▶ **GOAL**: Write out all the entries word for word and omit any pictures.

▶ **SOURCE MATERIAL**:
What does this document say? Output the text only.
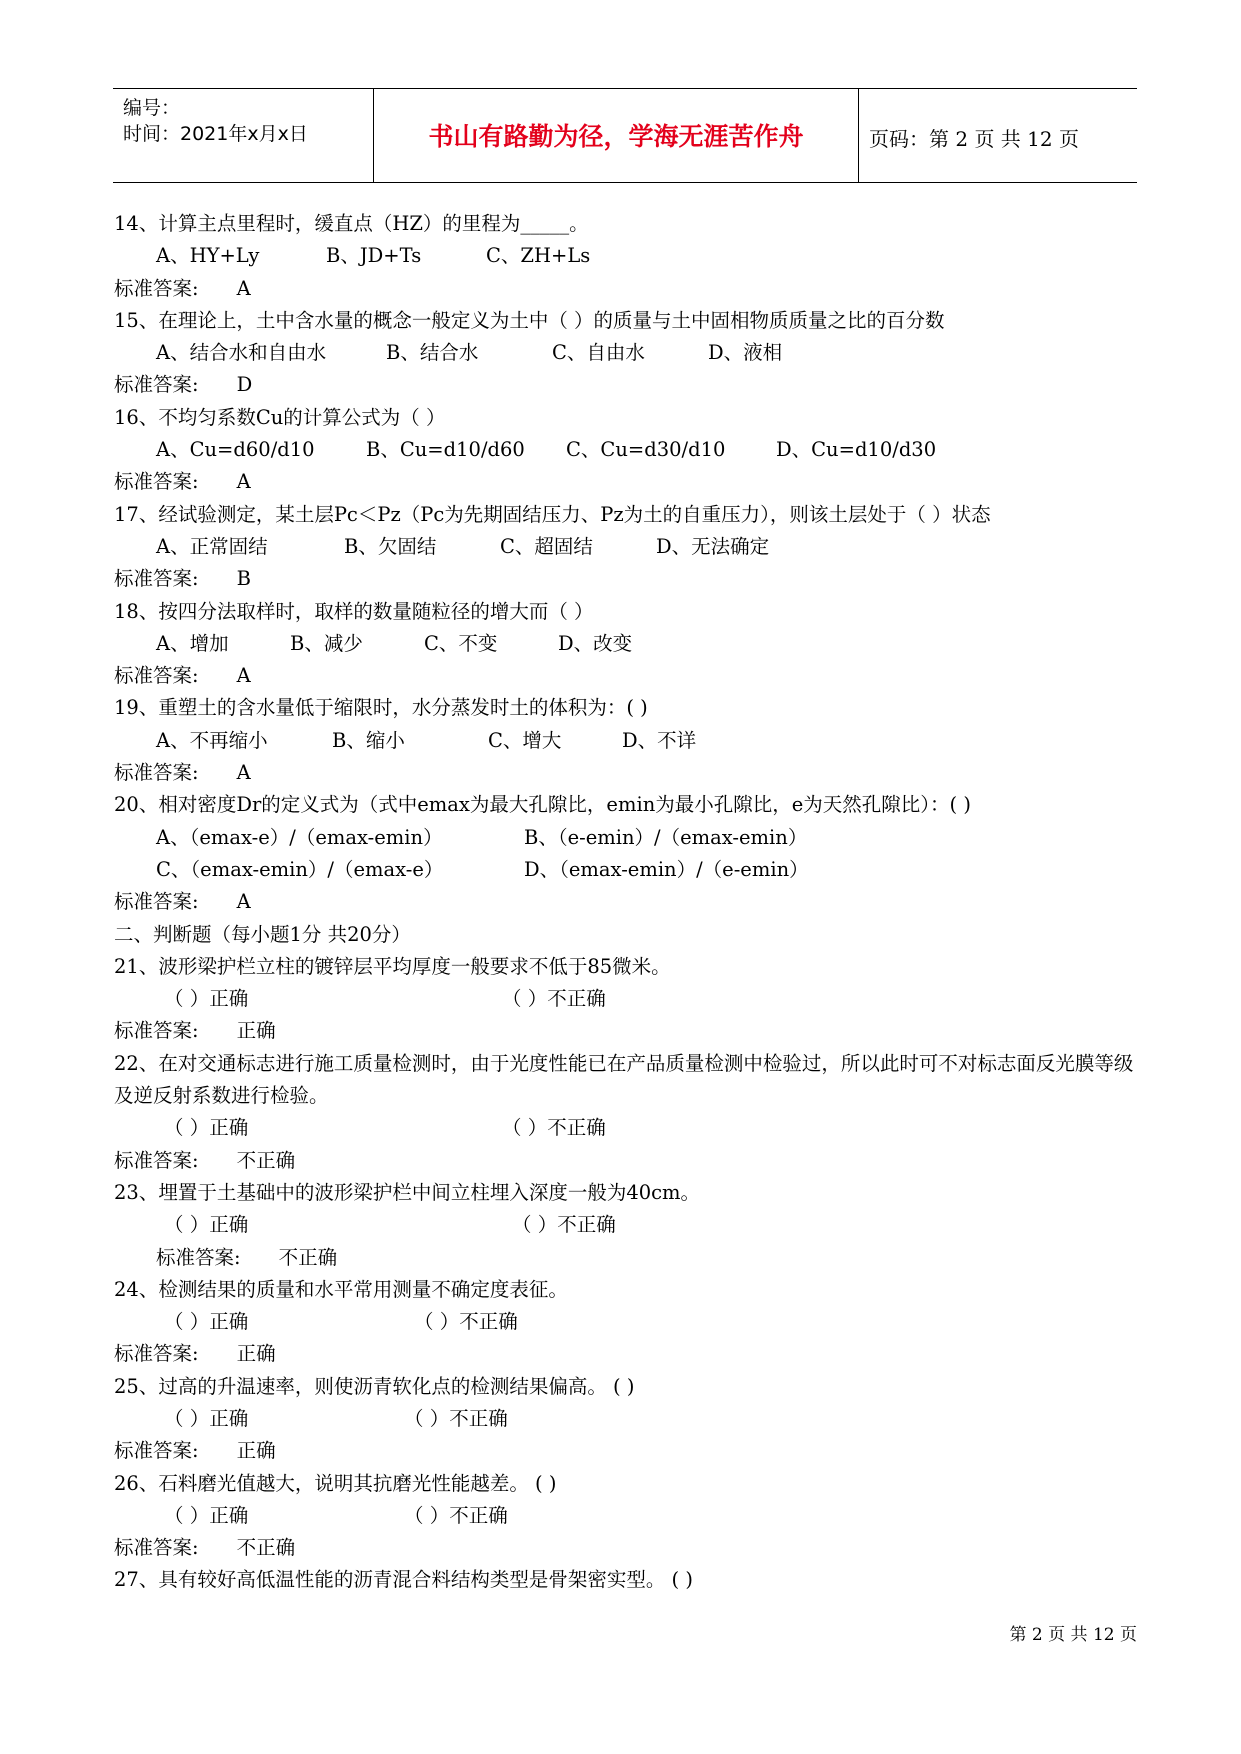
编号：
时间：2021年x月x日	书山有路勤为径，学海无涯苦作舟	页码：第 2 页 共 12 页
14、计算主点里程时，缓直点（HZ）的里程为_____。
A、HY+Ly	B、JD+Ts	C、ZH+Ls
标准答案: A
15、在理论上，土中含水量的概念一般定义为土中（ ）的质量与土中固相物质质量之比的百分数
A、结合水和自由水	B、结合水	C、自由水	D、液相
标准答案: D
16、不均匀系数Cu的计算公式为（ ）
A、Cu=d60/d10	B、Cu=d10/d60 C、Cu=d30/d10	D、Cu=d10/d30
标准答案: A
17、经试验测定，某土层Pc＜Pz（Pc为先期固结压力、Pz为土的自重压力），则该土层处于（ ）状态
A、正常固结	B、欠固结	C、超固结	D、无法确定
标准答案: B
18、按四分法取样时，取样的数量随粒径的增大而（ ）
A、增加	B、减少	C、不变	D、改变
标准答案: A
19、重塑土的含水量低于缩限时，水分蒸发时土的体积为：( )
A、不再缩小	B、缩小	C、增大	D、不详
标准答案: A
20、相对密度Dr的定义式为（式中emax为最大孔隙比，emin为最小孔隙比，e为天然孔隙比）：( )
A、（emax-e）/（emax-emin）	B、（e-emin）/（emax-emin）
C、（emax-emin）/（emax-e）	D、（emax-emin）/（e-emin）
标准答案: A
二、判断题（每小题1分 共20分）
21、波形梁护栏立柱的镀锌层平均厚度一般要求不低于85微米。
（ ）正确	（ ）不正确
标准答案: 正确
22、在对交通标志进行施工质量检测时，由于光度性能已在产品质量检测中检验过，所以此时可不对标志面反光膜等级及逆反射系数进行检验。
（ ）正确	（ ）不正确
标准答案: 不正确
23、埋置于土基础中的波形梁护栏中间立柱埋入深度一般为40cm。
（ ）正确	（ ）不正确
标准答案: 不正确
24、检测结果的质量和水平常用测量不确定度表征。
（ ）正确	（ ）不正确
标准答案: 正确
25、过高的升温速率，则使沥青软化点的检测结果偏高。 ( )
（ ）正确	（ ）不正确
标准答案: 正确
26、石料磨光值越大，说明其抗磨光性能越差。 ( )
（ ）正确	（ ）不正确
标准答案: 不正确
27、具有较好高低温性能的沥青混合料结构类型是骨架密实型。 ( )
第 2 页 共 12 页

▶ **EXERCISE RESULT**:
What does this document say? Output the text only.
编号：
时间：2021年x月x日	书山有路勤为径，学海无涯苦作舟	页码：第 2 页 共 12 页
14、计算主点里程时，缓直点（HZ）的里程为_____。
A、HY+Ly	B、JD+Ts	C、ZH+Ls
标准答案: A
15、在理论上，土中含水量的概念一般定义为土中（ ）的质量与土中固相物质质量之比的百分数
A、结合水和自由水	B、结合水	C、自由水	D、液相
标准答案: D
16、不均匀系数Cu的计算公式为（ ）
A、Cu=d60/d10	B、Cu=d10/d60 C、Cu=d30/d10	D、Cu=d10/d30
标准答案: A
17、经试验测定，某土层Pc＜Pz（Pc为先期固结压力、Pz为土的自重压力），则该土层处于（ ）状态
A、正常固结	B、欠固结	C、超固结	D、无法确定
标准答案: B
18、按四分法取样时，取样的数量随粒径的增大而（ ）
A、增加	B、减少	C、不变	D、改变
标准答案: A
19、重塑土的含水量低于缩限时，水分蒸发时土的体积为：( )
A、不再缩小	B、缩小	C、增大	D、不详
标准答案: A
20、相对密度Dr的定义式为（式中emax为最大孔隙比，emin为最小孔隙比，e为天然孔隙比）：( )
A、（emax-e）/（emax-emin）	B、（e-emin）/（emax-emin）
C、（emax-emin）/（emax-e）	D、（emax-emin）/（e-emin）
标准答案: A
二、判断题（每小题1分 共20分）
21、波形梁护栏立柱的镀锌层平均厚度一般要求不低于85微米。
（ ）正确	（ ）不正确
标准答案: 正确
22、在对交通标志进行施工质量检测时，由于光度性能已在产品质量检测中检验过，所以此时可不对标志面反光膜等级及逆反射系数进行检验。
（ ）正确	（ ）不正确
标准答案: 不正确
23、埋置于土基础中的波形梁护栏中间立柱埋入深度一般为40cm。
（ ）正确	（ ）不正确
标准答案: 不正确
24、检测结果的质量和水平常用测量不确定度表征。
（ ）正确	（ ）不正确
标准答案: 正确
25、过高的升温速率，则使沥青软化点的检测结果偏高。 ( )
（ ）正确	（ ）不正确
标准答案: 正确
26、石料磨光值越大，说明其抗磨光性能越差。 ( )
（ ）正确	（ ）不正确
标准答案: 不正确
27、具有较好高低温性能的沥青混合料结构类型是骨架密实型。 ( )
第 2 页 共 12 页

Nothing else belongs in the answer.